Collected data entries

— begin —

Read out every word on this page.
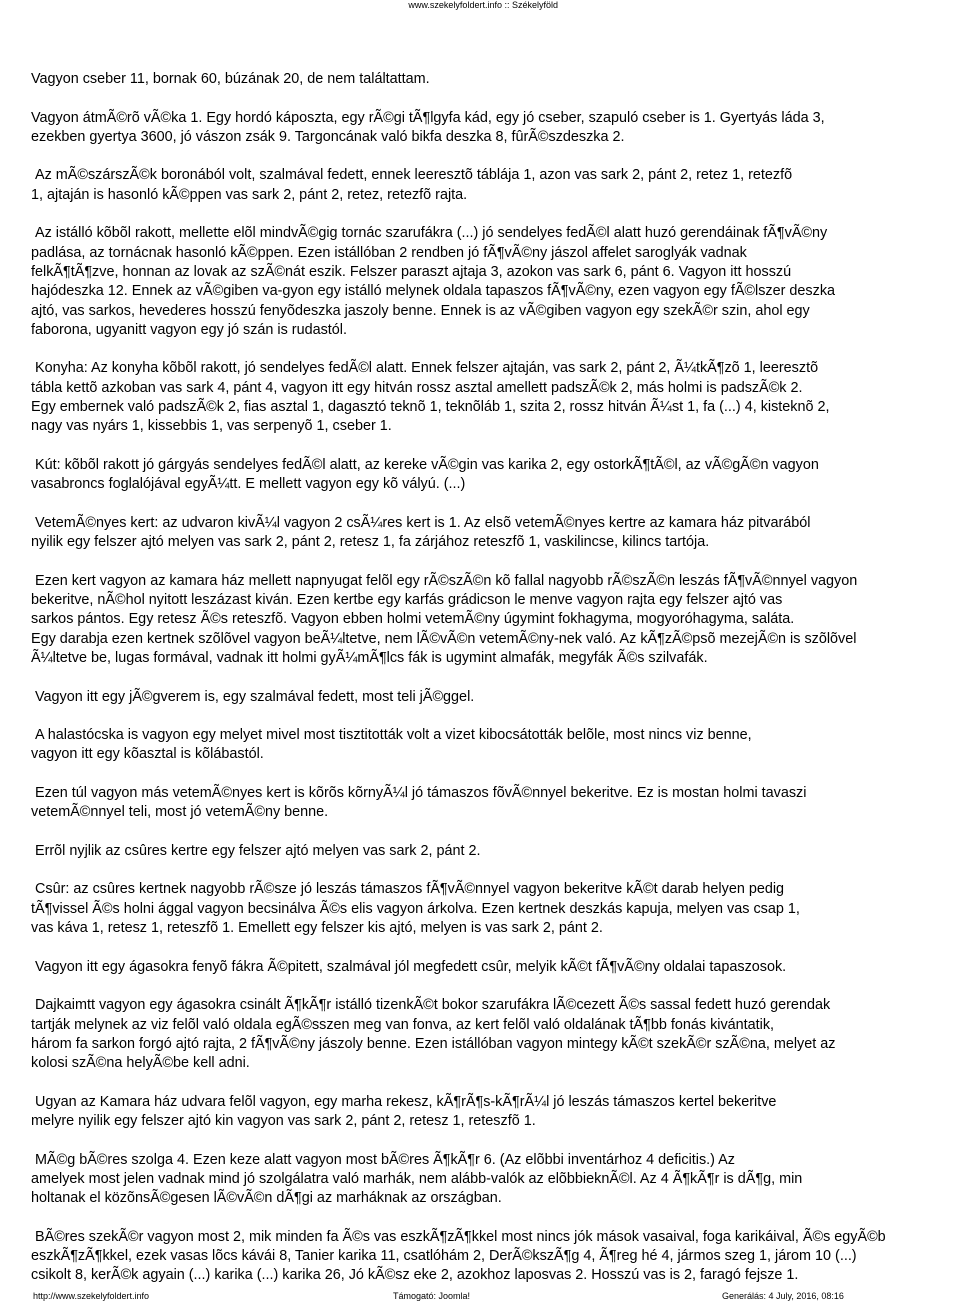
www.szekelyfoldert.info :: Székelyföld

Vagyon cseber 11, bornak 60, búzának 20, de nem találtattam.

Vagyon átmÃ©rõ vÃ©ka 1. Egy hordó káposzta, egy rÃ©gi tÃ¶lgyfa kád, egy jó cseber, szapuló cseber is 1. Gyertyás láda 3,
ezekben gyertya 3600, jó vászon zsák 9. Targoncának való bikfa deszka 8, fûrÃ©szdeszka 2.

Az mÃ©szárszÃ©k boronából volt, szalmával fedett, ennek leeresztõ táblája 1, azon vas sark 2, pánt 2, retez 1, retezfõ
1, ajtaján is hasonló kÃ©ppen vas sark 2, pánt 2, retez, retezfõ rajta.

Az istálló kõbõl rakott, mellette elõl mindvÃ©gig tornác szarufákra (...) jó sendelyes fedÃ©l alatt huzó gerendáinak fÃ¶vÃ©ny
padlása, az tornácnak hasonló kÃ©ppen. Ezen istállóban 2 rendben jó fÃ¶vÃ©ny jászol affelet saroglyák vadnak
felkÃ¶tÃ¶zve, honnan az lovak az szÃ©nát eszik. Felszer paraszt ajtaja 3, azokon vas sark 6, pánt 6. Vagyon itt hosszú
hajódeszka 12. Ennek az vÃ©giben va-gyon egy istálló melynek oldala tapaszos fÃ¶vÃ©ny, ezen vagyon egy fÃ©lszer deszka
ajtó, vas sarkos, hevederes hosszú fenyõdeszka jaszoly benne. Ennek is az vÃ©giben vagyon egy szekÃ©r szin, ahol egy
faborona, ugyanitt vagyon egy jó szán is rudastól.

Konyha: Az konyha kõbõl rakott, jó sendelyes fedÃ©l alatt. Ennek felszer ajtaján, vas sark 2, pánt 2, Ã¼tkÃ¶zõ 1, leeresztõ
tábla kettõ azkoban vas sark 4, pánt 4, vagyon itt egy hitván rossz asztal amellett padszÃ©k 2, más holmi is padszÃ©k 2.
Egy embernek való padszÃ©k 2, fias asztal 1, dagasztó teknõ 1, teknõláb 1, szita 2, rossz hitván Ã¼st 1, fa (...) 4, kisteknõ 2,
nagy vas nyárs 1, kissebbis 1, vas serpenyõ 1, cseber 1.

Kút: kõbõl rakott jó gárgyás sendelyes fedÃ©l alatt, az kereke vÃ©gin vas karika 2, egy ostorkÃ¶tÃ©l, az vÃ©gÃ©n vagyon
vasabroncs foglalójával egyÃ¼tt. E mellett vagyon egy kõ vályú. (...)

VetemÃ©nyes kert: az udvaron kivÃ¼l vagyon 2 csÃ¼res kert is 1. Az elsõ vetemÃ©nyes kertre az kamara ház pitvarából
nyilik egy felszer ajtó melyen vas sark 2, pánt 2, retesz 1, fa zárjához reteszfõ 1, vaskilincse, kilincs tartója.

Ezen kert vagyon az kamara ház mellett napnyugat felõl egy rÃ©szÃ©n kõ fallal nagyobb rÃ©szÃ©n leszás fÃ¶vÃ©nnyel vagyon
bekeritve, nÃ©hol nyitott leszázast kiván. Ezen kertbe egy karfás grádicson le menve vagyon rajta egy felszer ajtó vas
sarkos pántos. Egy retesz Ã©s reteszfõ. Vagyon ebben holmi vetemÃ©ny úgymint fokhagyma, mogyoróhagyma, saláta.
Egy darabja ezen kertnek szõlõvel vagyon beÃ¼ltetve, nem lÃ©vÃ©n vetemÃ©ny-nek való. Az kÃ¶zÃ©psõ mezejÃ©n is szõlõvel
Ã¼ltetve be, lugas formával, vadnak itt holmi gyÃ¼mÃ¶lcs fák is ugymint almafák, megyfák Ã©s szilvafák.

Vagyon itt egy jÃ©gverem is, egy szalmával fedett, most teli jÃ©ggel.

A halastócska is vagyon egy melyet mivel most tisztitották volt a vizet kibocsátották belõle, most nincs viz benne,
vagyon itt egy kõasztal is kõlábastól.

Ezen túl vagyon más vetemÃ©nyes kert is kõrõs kõrnyÃ¼l jó támaszos fõvÃ©nnyel bekeritve. Ez is mostan holmi tavaszi
vetemÃ©nnyel teli, most jó vetemÃ©ny benne.

Errõl nyjlik az csûres kertre egy felszer ajtó melyen vas sark 2, pánt 2.

Csûr: az csûres kertnek nagyobb rÃ©sze jó leszás támaszos fÃ¶vÃ©nnyel vagyon bekeritve kÃ©t darab helyen pedig
tÃ¶vissel Ã©s holni ággal vagyon becsinálva Ã©s elis vagyon árkolva. Ezen kertnek deszkás kapuja, melyen vas csap 1,
vas káva 1, retesz 1, reteszfõ 1. Emellett egy felszer kis ajtó, melyen is vas sark 2, pánt 2.

Vagyon itt egy ágasokra fenyõ fákra Ã©pitett, szalmával jól megfedett csûr, melyik kÃ©t fÃ¶vÃ©ny oldalai tapaszosok.

Dajkaimtt vagyon egy ágasokra csinált Ã¶kÃ¶r istálló tizenkÃ©t bokor szarufákra lÃ©cezett Ã©s sassal fedett huzó gerendak
tartják melynek az viz felõl való oldala egÃ©sszen meg van fonva, az kert felõl való oldalának tÃ¶bb fonás kivántatik,
három fa sarkon forgó ajtó rajta, 2 fÃ¶vÃ©ny jászoly benne. Ezen istállóban vagyon mintegy kÃ©t szekÃ©r szÃ©na, melyet az
kolosi szÃ©na helyÃ©be kell adni.

Ugyan az Kamara ház udvara felõl vagyon, egy marha rekesz, kÃ¶rÃ¶s-kÃ¶rÃ¼l jó leszás támaszos kertel bekeritve
melyre nyilik egy felszer ajtó kin vagyon vas sark 2, pánt 2, retesz 1, reteszfõ 1.

MÃ©g bÃ©res szolga 4. Ezen keze alatt vagyon most bÃ©res Ã¶kÃ¶r 6. (Az elõbbi inventárhoz 4 deficitis.) Az
amelyek most jelen vadnak mind jó szolgálatra való marhák, nem alább-valók az elõbbieknÃ©l. Az 4 Ã¶kÃ¶r is dÃ¶g, min
holtanak el közõnsÃ©gesen lÃ©vÃ©n dÃ¶gi az marháknak az országban.

BÃ©res szekÃ©r vagyon most 2, mik minden fa Ã©s vas eszkÃ¶zÃ¶kkel most nincs jók mások vasaival, foga karikáival, Ã©s egyÃ©b
eszkÃ¶zÃ¶kkel, ezek vasas lõcs kávái 8, Tanier karika 11, csatlóhám 2, DerÃ©kszÃ¶g 4, Ã¶reg hé 4, jármos szeg 1, járom 10 (...)
csikolt 8, kerÃ©k agyain (...) karika (...) karika 26, Jó kÃ©sz eke 2, azokhoz laposvas 2. Hosszú vas is 2, faragó fejsze 1.

http://www.szekelyfoldert.info	Támogató: Joomla!	Generálás: 4 July, 2016, 08:16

— end —

*Aim of the task*. Your task is to transcribe all of the records precisely, with no images included.

*Output for this task*.
Read out every word on this page.
www.szekelyfoldert.info :: Székelyföld

Vagyon cseber 11, bornak 60, búzának 20, de nem találtattam.

Vagyon átmÃ©rõ vÃ©ka 1. Egy hordó káposzta, egy rÃ©gi tÃ¶lgyfa kád, egy jó cseber, szapuló cseber is 1. Gyertyás láda 3,
ezekben gyertya 3600, jó vászon zsák 9. Targoncának való bikfa deszka 8, fûrÃ©szdeszka 2.

Az mÃ©szárszÃ©k boronából volt, szalmával fedett, ennek leeresztõ táblája 1, azon vas sark 2, pánt 2, retez 1, retezfõ
1, ajtaján is hasonló kÃ©ppen vas sark 2, pánt 2, retez, retezfõ rajta.

Az istálló kõbõl rakott, mellette elõl mindvÃ©gig tornác szarufákra (...) jó sendelyes fedÃ©l alatt huzó gerendáinak fÃ¶vÃ©ny
padlása, az tornácnak hasonló kÃ©ppen. Ezen istállóban 2 rendben jó fÃ¶vÃ©ny jászol affelet saroglyák vadnak
felkÃ¶tÃ¶zve, honnan az lovak az szÃ©nát eszik. Felszer paraszt ajtaja 3, azokon vas sark 6, pánt 6. Vagyon itt hosszú
hajódeszka 12. Ennek az vÃ©giben va-gyon egy istálló melynek oldala tapaszos fÃ¶vÃ©ny, ezen vagyon egy fÃ©lszer deszka
ajtó, vas sarkos, hevederes hosszú fenyõdeszka jaszoly benne. Ennek is az vÃ©giben vagyon egy szekÃ©r szin, ahol egy
faborona, ugyanitt vagyon egy jó szán is rudastól.

Konyha: Az konyha kõbõl rakott, jó sendelyes fedÃ©l alatt. Ennek felszer ajtaján, vas sark 2, pánt 2, Ã¼tkÃ¶zõ 1, leeresztõ
tábla kettõ azkoban vas sark 4, pánt 4, vagyon itt egy hitván rossz asztal amellett padszÃ©k 2, más holmi is padszÃ©k 2.
Egy embernek való padszÃ©k 2, fias asztal 1, dagasztó teknõ 1, teknõláb 1, szita 2, rossz hitván Ã¼st 1, fa (...) 4, kisteknõ 2,
nagy vas nyárs 1, kissebbis 1, vas serpenyõ 1, cseber 1.

Kút: kõbõl rakott jó gárgyás sendelyes fedÃ©l alatt, az kereke vÃ©gin vas karika 2, egy ostorkÃ¶tÃ©l, az vÃ©gÃ©n vagyon
vasabroncs foglalójával egyÃ¼tt. E mellett vagyon egy kõ vályú. (...)

VetemÃ©nyes kert: az udvaron kivÃ¼l vagyon 2 csÃ¼res kert is 1. Az elsõ vetemÃ©nyes kertre az kamara ház pitvarából
nyilik egy felszer ajtó melyen vas sark 2, pánt 2, retesz 1, fa zárjához reteszfõ 1, vaskilincse, kilincs tartója.

Ezen kert vagyon az kamara ház mellett napnyugat felõl egy rÃ©szÃ©n kõ fallal nagyobb rÃ©szÃ©n leszás fÃ¶vÃ©nnyel vagyon
bekeritve, nÃ©hol nyitott leszázast kiván. Ezen kertbe egy karfás grádicson le menve vagyon rajta egy felszer ajtó vas
sarkos pántos. Egy retesz Ã©s reteszfõ. Vagyon ebben holmi vetemÃ©ny úgymint fokhagyma, mogyoróhagyma, saláta.
Egy darabja ezen kertnek szõlõvel vagyon beÃ¼ltetve, nem lÃ©vÃ©n vetemÃ©ny-nek való. Az kÃ¶zÃ©psõ mezejÃ©n is szõlõvel
Ã¼ltetve be, lugas formával, vadnak itt holmi gyÃ¼mÃ¶lcs fák is ugymint almafák, megyfák Ã©s szilvafák.

Vagyon itt egy jÃ©gverem is, egy szalmával fedett, most teli jÃ©ggel.

A halastócska is vagyon egy melyet mivel most tisztitották volt a vizet kibocsátották belõle, most nincs viz benne,
vagyon itt egy kõasztal is kõlábastól.

Ezen túl vagyon más vetemÃ©nyes kert is kõrõs kõrnyÃ¼l jó támaszos fõvÃ©nnyel bekeritve. Ez is mostan holmi tavaszi
vetemÃ©nnyel teli, most jó vetemÃ©ny benne.

Errõl nyjlik az csûres kertre egy felszer ajtó melyen vas sark 2, pánt 2.

Csûr: az csûres kertnek nagyobb rÃ©sze jó leszás támaszos fÃ¶vÃ©nnyel vagyon bekeritve kÃ©t darab helyen pedig
tÃ¶vissel Ã©s holni ággal vagyon becsinálva Ã©s elis vagyon árkolva. Ezen kertnek deszkás kapuja, melyen vas csap 1,
vas káva 1, retesz 1, reteszfõ 1. Emellett egy felszer kis ajtó, melyen is vas sark 2, pánt 2.

Vagyon itt egy ágasokra fenyõ fákra Ã©pitett, szalmával jól megfedett csûr, melyik kÃ©t fÃ¶vÃ©ny oldalai tapaszosok.

Dajkaimtt vagyon egy ágasokra csinált Ã¶kÃ¶r istálló tizenkÃ©t bokor szarufákra lÃ©cezett Ã©s sassal fedett huzó gerendak
tartják melynek az viz felõl való oldala egÃ©sszen meg van fonva, az kert felõl való oldalának tÃ¶bb fonás kivántatik,
három fa sarkon forgó ajtó rajta, 2 fÃ¶vÃ©ny jászoly benne. Ezen istállóban vagyon mintegy kÃ©t szekÃ©r szÃ©na, melyet az
kolosi szÃ©na helyÃ©be kell adni.

Ugyan az Kamara ház udvara felõl vagyon, egy marha rekesz, kÃ¶rÃ¶s-kÃ¶rÃ¼l jó leszás támaszos kertel bekeritve
melyre nyilik egy felszer ajtó kin vagyon vas sark 2, pánt 2, retesz 1, reteszfõ 1.

MÃ©g bÃ©res szolga 4. Ezen keze alatt vagyon most bÃ©res Ã¶kÃ¶r 6. (Az elõbbi inventárhoz 4 deficitis.) Az
amelyek most jelen vadnak mind jó szolgálatra való marhák, nem alább-valók az elõbbieknÃ©l. Az 4 Ã¶kÃ¶r is dÃ¶g, min
holtanak el közõnsÃ©gesen lÃ©vÃ©n dÃ¶gi az marháknak az országban.

BÃ©res szekÃ©r vagyon most 2, mik minden fa Ã©s vas eszkÃ¶zÃ¶kkel most nincs jók mások vasaival, foga karikáival, Ã©s egyÃ©b
eszkÃ¶zÃ¶kkel, ezek vasas lõcs kávái 8, Tanier karika 11, csatlóhám 2, DerÃ©kszÃ¶g 4, Ã¶reg hé 4, jármos szeg 1, járom 10 (...)
csikolt 8, kerÃ©k agyain (...) karika (...) karika 26, Jó kÃ©sz eke 2, azokhoz laposvas 2. Hosszú vas is 2, faragó fejsze 1.

http://www.szekelyfoldert.info	Támogató: Joomla!	Generálás: 4 July, 2016, 08:16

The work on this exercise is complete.